## Problem details:
Repeat exactly the lines from the one containing "Extract the structured" through the last line of the records below, both included, and nothing else.

★ ★ ★

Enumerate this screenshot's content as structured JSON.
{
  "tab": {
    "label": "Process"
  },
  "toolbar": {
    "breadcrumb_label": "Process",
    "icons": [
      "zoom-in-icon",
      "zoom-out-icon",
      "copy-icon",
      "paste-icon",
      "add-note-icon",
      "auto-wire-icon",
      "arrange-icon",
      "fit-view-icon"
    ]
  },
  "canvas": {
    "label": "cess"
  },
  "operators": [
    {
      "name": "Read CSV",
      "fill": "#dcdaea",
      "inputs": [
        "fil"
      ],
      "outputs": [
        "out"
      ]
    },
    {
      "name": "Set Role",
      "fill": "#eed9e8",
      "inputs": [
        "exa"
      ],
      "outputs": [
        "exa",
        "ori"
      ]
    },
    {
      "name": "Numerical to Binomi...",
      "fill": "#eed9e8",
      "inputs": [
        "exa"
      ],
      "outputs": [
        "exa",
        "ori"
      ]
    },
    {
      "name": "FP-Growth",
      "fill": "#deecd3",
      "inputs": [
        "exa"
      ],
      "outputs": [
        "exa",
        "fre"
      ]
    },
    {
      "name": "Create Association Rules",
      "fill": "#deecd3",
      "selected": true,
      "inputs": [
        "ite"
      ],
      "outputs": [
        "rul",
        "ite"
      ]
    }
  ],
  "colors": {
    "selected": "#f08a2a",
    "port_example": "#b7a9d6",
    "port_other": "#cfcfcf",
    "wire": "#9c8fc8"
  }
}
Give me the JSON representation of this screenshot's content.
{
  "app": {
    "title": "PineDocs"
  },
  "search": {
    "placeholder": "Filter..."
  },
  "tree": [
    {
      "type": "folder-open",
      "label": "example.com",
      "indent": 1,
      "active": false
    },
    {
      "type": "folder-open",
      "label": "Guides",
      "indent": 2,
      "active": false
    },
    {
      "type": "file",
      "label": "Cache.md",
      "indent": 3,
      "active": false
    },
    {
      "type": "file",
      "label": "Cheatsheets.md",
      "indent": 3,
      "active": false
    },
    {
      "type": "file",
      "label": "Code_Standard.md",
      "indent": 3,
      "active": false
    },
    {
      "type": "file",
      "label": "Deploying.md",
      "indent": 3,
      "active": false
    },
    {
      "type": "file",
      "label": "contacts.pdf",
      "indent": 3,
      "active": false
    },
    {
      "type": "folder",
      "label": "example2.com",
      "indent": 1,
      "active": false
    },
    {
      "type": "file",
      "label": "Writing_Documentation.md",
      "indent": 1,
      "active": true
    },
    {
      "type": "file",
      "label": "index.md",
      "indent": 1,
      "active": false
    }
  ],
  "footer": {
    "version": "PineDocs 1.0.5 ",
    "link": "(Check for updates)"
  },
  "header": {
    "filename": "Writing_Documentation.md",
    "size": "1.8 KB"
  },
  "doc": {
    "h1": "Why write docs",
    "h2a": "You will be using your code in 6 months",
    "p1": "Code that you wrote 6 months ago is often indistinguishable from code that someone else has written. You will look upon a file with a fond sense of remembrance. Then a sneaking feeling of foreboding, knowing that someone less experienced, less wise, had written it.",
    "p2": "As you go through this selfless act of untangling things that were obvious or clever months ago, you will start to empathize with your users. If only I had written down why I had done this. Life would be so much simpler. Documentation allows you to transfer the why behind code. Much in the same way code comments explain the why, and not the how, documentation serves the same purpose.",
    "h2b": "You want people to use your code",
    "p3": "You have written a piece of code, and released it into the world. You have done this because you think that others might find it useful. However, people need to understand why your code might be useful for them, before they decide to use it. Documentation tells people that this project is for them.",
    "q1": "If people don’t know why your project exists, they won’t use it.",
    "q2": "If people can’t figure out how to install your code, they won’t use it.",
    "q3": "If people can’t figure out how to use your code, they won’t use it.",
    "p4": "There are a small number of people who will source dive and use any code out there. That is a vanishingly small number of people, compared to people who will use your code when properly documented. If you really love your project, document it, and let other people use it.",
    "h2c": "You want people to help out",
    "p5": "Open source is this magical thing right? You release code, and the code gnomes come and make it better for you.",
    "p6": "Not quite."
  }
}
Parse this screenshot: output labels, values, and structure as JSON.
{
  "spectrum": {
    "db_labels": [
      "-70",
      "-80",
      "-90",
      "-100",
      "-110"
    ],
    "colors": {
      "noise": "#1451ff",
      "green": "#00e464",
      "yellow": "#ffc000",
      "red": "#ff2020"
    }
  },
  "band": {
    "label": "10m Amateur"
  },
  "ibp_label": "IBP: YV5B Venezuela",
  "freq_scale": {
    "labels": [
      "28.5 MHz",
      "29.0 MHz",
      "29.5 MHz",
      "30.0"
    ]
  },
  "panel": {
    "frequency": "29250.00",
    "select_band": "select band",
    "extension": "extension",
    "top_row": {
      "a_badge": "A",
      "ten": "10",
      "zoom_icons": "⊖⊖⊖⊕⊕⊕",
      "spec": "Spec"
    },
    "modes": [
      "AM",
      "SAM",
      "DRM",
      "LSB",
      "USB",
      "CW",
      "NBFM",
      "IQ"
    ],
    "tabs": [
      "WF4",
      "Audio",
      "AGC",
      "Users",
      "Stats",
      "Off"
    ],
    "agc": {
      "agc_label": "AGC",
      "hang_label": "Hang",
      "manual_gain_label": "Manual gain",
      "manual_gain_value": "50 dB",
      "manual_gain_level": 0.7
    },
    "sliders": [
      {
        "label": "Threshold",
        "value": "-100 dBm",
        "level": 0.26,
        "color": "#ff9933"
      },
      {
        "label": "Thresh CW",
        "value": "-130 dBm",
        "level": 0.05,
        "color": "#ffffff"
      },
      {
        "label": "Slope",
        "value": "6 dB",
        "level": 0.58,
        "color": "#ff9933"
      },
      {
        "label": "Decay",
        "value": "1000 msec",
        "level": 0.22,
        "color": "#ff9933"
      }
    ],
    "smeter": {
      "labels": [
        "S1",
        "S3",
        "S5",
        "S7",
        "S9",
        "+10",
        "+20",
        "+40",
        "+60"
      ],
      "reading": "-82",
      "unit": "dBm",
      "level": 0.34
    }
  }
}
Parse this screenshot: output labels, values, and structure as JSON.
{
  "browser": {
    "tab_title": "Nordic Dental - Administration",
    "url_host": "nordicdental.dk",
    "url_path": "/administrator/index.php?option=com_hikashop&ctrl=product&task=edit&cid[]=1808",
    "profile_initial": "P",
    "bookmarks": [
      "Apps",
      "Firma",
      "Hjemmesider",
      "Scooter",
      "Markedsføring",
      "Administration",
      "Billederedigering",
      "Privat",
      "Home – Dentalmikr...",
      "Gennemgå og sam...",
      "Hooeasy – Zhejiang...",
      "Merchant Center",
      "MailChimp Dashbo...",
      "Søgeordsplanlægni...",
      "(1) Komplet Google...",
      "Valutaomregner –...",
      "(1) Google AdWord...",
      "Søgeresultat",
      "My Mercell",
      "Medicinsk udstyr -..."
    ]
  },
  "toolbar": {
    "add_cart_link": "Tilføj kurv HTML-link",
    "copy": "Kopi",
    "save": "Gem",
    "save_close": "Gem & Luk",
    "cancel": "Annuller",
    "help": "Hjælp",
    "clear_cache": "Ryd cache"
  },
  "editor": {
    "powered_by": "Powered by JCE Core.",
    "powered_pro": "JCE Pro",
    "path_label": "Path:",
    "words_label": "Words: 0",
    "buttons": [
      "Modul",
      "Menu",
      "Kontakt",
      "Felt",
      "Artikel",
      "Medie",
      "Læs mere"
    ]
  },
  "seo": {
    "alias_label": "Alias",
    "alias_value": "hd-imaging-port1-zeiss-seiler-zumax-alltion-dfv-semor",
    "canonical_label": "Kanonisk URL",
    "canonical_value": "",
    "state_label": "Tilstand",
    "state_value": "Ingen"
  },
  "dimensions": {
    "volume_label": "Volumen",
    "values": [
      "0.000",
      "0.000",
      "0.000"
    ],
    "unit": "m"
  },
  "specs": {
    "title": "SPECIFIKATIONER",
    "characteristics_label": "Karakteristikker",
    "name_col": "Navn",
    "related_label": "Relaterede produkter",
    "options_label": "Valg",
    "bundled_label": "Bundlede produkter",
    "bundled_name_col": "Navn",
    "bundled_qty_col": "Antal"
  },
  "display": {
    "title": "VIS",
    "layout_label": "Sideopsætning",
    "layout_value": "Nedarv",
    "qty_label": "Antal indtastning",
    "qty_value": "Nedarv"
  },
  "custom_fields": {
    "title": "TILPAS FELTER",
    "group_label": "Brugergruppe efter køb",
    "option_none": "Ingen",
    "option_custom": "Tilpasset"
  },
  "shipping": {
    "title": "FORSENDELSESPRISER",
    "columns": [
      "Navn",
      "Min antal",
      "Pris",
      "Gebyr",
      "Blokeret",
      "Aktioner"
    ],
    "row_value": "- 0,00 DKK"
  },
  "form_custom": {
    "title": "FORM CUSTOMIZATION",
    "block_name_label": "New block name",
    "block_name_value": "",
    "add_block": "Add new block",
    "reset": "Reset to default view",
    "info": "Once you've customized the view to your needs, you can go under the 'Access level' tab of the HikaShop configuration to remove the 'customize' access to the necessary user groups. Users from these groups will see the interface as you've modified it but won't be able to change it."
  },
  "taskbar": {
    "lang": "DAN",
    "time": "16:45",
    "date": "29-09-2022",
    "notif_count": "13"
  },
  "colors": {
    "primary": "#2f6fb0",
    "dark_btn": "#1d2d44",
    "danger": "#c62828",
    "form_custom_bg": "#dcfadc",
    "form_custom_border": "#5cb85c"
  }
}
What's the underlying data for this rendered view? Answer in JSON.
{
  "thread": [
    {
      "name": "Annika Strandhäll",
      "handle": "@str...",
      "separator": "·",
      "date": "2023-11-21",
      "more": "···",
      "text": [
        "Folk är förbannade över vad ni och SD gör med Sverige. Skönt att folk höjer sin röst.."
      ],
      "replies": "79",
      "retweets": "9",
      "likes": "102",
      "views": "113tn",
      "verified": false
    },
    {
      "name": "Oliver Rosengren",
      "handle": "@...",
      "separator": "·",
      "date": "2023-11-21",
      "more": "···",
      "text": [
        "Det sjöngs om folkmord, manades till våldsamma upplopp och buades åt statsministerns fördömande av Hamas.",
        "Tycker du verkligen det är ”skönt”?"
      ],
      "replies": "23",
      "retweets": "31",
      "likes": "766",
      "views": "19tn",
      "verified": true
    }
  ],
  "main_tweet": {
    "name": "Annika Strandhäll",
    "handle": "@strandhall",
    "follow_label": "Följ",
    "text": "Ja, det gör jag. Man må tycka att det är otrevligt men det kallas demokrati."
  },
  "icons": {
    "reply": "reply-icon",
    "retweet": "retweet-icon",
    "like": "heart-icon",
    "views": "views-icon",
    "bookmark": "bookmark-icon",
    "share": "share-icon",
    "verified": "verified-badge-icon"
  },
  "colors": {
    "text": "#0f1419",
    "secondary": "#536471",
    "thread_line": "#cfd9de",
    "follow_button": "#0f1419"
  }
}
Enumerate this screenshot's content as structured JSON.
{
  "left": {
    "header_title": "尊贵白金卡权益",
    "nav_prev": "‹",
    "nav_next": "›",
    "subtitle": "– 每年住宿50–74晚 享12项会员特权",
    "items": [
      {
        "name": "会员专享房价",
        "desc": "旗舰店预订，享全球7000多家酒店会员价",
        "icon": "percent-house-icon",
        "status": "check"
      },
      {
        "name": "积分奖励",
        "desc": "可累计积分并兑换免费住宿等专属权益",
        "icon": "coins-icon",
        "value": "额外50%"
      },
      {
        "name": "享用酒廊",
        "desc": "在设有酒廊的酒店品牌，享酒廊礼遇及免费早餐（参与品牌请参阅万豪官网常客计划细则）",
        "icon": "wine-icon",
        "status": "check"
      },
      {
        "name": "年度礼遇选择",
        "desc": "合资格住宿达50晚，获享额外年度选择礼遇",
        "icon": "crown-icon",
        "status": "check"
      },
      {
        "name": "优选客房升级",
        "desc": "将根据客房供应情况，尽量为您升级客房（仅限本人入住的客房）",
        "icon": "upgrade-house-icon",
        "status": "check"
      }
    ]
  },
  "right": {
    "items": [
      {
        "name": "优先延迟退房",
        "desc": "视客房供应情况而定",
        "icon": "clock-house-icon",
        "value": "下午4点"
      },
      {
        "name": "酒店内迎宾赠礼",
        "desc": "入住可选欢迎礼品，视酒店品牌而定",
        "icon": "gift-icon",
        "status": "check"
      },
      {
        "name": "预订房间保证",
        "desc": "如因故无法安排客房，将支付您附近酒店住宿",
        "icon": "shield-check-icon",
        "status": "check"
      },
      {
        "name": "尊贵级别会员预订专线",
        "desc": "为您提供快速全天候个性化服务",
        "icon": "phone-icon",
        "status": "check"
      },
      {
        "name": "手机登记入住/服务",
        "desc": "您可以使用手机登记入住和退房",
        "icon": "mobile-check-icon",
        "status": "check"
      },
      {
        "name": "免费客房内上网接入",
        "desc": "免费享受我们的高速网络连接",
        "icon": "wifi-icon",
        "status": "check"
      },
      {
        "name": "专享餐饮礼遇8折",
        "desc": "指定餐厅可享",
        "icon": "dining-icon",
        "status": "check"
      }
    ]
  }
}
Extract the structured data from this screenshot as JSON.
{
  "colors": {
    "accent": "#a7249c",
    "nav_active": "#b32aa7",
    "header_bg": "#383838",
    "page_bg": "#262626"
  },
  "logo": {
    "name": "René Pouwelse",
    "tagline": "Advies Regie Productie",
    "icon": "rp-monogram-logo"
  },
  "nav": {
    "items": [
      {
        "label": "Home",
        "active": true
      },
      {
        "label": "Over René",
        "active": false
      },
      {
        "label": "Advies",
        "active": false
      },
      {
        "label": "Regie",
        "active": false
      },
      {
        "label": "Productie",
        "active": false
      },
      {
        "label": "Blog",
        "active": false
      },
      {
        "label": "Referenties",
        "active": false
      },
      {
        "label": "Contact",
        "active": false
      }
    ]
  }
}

★ ★ ★

## The completed task:
Extract the structured data from this screenshot as JSON.
{
  "colors": {
    "accent": "#a7249c",
    "nav_active": "#b32aa7",
    "header_bg": "#383838",
    "page_bg": "#262626"
  },
  "logo": {
    "name": "René Pouwelse",
    "tagline": "Advies Regie Productie",
    "icon": "rp-monogram-logo"
  },
  "nav": {
    "items": [
      {
        "label": "Home",
        "active": true
      },
      {
        "label": "Over René",
        "active": false
      },
      {
        "label": "Advies",
        "active": false
      },
      {
        "label": "Regie",
        "active": false
      },
      {
        "label": "Productie",
        "active": false
      },
      {
        "label": "Blog",
        "active": false
      },
      {
        "label": "Referenties",
        "active": false
      },
      {
        "label": "Contact",
        "active": false
      }
    ]
  }
}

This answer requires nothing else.